**Exercise goal**
Carry none of the pictures over; set down the material below exactly.

**Supplied records**
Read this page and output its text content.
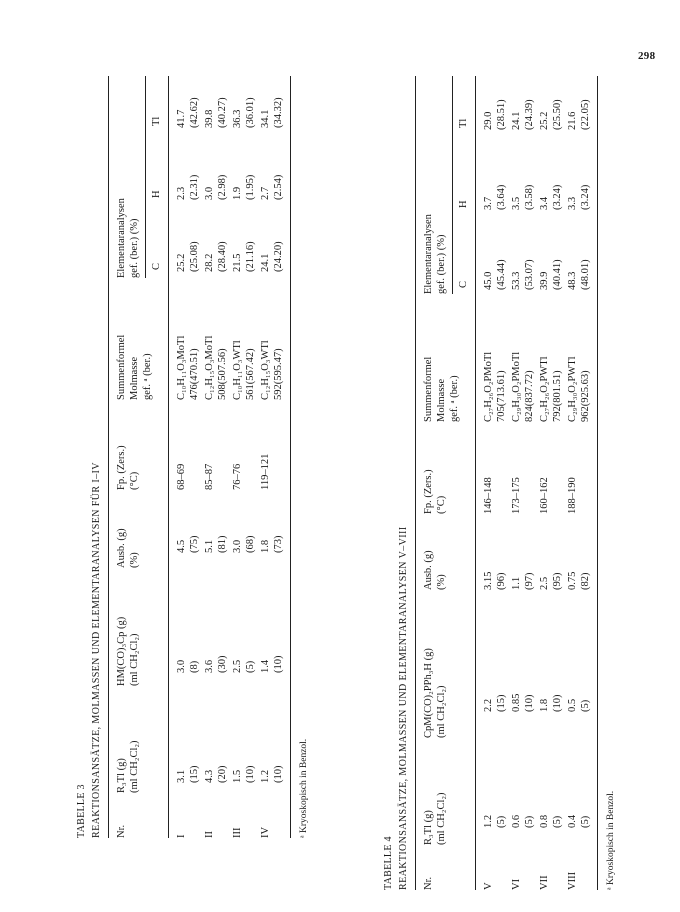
298
TABELLE 3 REAKTIONSANSÄTZE, MOLMASSEN UND ELEMENTARANALYSEN FÜR I–IV Nr.
R₃Tl (g) (ml CH₂Cl₂)
HM(CO)₃Cp (g) (ml CH₂Cl₂)
Ausb. (g) (%)
Fp. (Zers.) (°C)
Summenformel Molmasse gef. ᵃ (ber.)
Elementaranalysen gef. (ber.) (%) C
H
Tl
I
3.1 (15)
3.0 (8)
4.5 (75)
68–69
C₁₀H₁₁O₃MoTl 476(470.51)
25.2 (25.08)
2.3 (2.31)
41.7 (42.62)
II
4.3 (20)
3.6 (30)
5.1 (81)
85–87
C₁₂H₁₅O₃MoTl 508(507.56)
28.2 (28.40)
3.0 (2.98)
39.8 (40.27)
III
1.5 (10)
2.5 (5)
3.0 (68)
76–76
C₁₀H₁₁O₃WTl 561(567.42)
21.5 (21.16)
1.9 (1.95)
36.3 (36.01)
IV
1.2 (10)
1.4 (10)
1.8 (73)
119–121
C₁₂H₁₅O₃WTl 592(595.47)
24.1 (24.20)
2.7 (2.54)
34.1 (34.32)
ᵃ Kryoskopisch in Benzol.
TABELLE 4 REAKTIONSANSÄTZE, MOLMASSEN UND ELEMENTARANALYSEN V–VIII Nr.
R₃Tl (g) (ml CH₂Cl₂)
CpM(CO)₂PPh₃H (g) (ml CH₂Cl₂)
Ausb. (g) (%)
Fp. (Zers.) (°C)
Summenformel Molmasse gef. ᵃ (ber.)
Elementaranalysen gef. (ber.) (%) C
H
Tl
V
1.2 (5)
2.2 (15)
3.15 (96)
146–148
C₂₇H₂₆O₂PMoTl 705(713.61)
45.0 (45.44)
3.7 (3.64)
29.0 (28.51)
VI
0.6 (5)
0.85 (10)
1.1 (97)
173–175
C₂₉H₃₀O₂PMoTl 824(837.72)
53.3 (53.07)
3.5 (3.58)
24.1 (24.39)
VII
0.8 (5)
1.8 (10)
2.5 (95)
160–162
C₂₇H₂₆O₂PWTl 792(801.51)
39.9 (40.41)
3.4 (3.24)
25.2 (25.50)
VIII
0.4 (5)
0.5 (5)
0.75 (82)
188–190
C₂₉H₃₀O₂PWTl 962(925.63)
48.3 (48.01)
3.3 (3.24)
21.6 (22.05)
ᵃ Kryoskopisch in Benzol.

**The reply**
Read this page and output its text content.
298
TABELLE 3 REAKTIONSANSÄTZE, MOLMASSEN UND ELEMENTARANALYSEN FÜR I–IV Nr.
R₃Tl (g) (ml CH₂Cl₂)
HM(CO)₃Cp (g) (ml CH₂Cl₂)
Ausb. (g) (%)
Fp. (Zers.) (°C)
Summenformel Molmasse gef. ᵃ (ber.)
Elementaranalysen gef. (ber.) (%) C
H
Tl
I
3.1 (15)
3.0 (8)
4.5 (75)
68–69
C₁₀H₁₁O₃MoTl 476(470.51)
25.2 (25.08)
2.3 (2.31)
41.7 (42.62)
II
4.3 (20)
3.6 (30)
5.1 (81)
85–87
C₁₂H₁₅O₃MoTl 508(507.56)
28.2 (28.40)
3.0 (2.98)
39.8 (40.27)
III
1.5 (10)
2.5 (5)
3.0 (68)
76–76
C₁₀H₁₁O₃WTl 561(567.42)
21.5 (21.16)
1.9 (1.95)
36.3 (36.01)
IV
1.2 (10)
1.4 (10)
1.8 (73)
119–121
C₁₂H₁₅O₃WTl 592(595.47)
24.1 (24.20)
2.7 (2.54)
34.1 (34.32)
ᵃ Kryoskopisch in Benzol.
TABELLE 4 REAKTIONSANSÄTZE, MOLMASSEN UND ELEMENTARANALYSEN V–VIII Nr.
R₃Tl (g) (ml CH₂Cl₂)
CpM(CO)₂PPh₃H (g) (ml CH₂Cl₂)
Ausb. (g) (%)
Fp. (Zers.) (°C)
Summenformel Molmasse gef. ᵃ (ber.)
Elementaranalysen gef. (ber.) (%) C
H
Tl
V
1.2 (5)
2.2 (15)
3.15 (96)
146–148
C₂₇H₂₆O₂PMoTl 705(713.61)
45.0 (45.44)
3.7 (3.64)
29.0 (28.51)
VI
0.6 (5)
0.85 (10)
1.1 (97)
173–175
C₂₉H₃₀O₂PMoTl 824(837.72)
53.3 (53.07)
3.5 (3.58)
24.1 (24.39)
VII
0.8 (5)
1.8 (10)
2.5 (95)
160–162
C₂₇H₂₆O₂PWTl 792(801.51)
39.9 (40.41)
3.4 (3.24)
25.2 (25.50)
VIII
0.4 (5)
0.5 (5)
0.75 (82)
188–190
C₂₉H₃₀O₂PWTl 962(925.63)
48.3 (48.01)
3.3 (3.24)
21.6 (22.05)
ᵃ Kryoskopisch in Benzol.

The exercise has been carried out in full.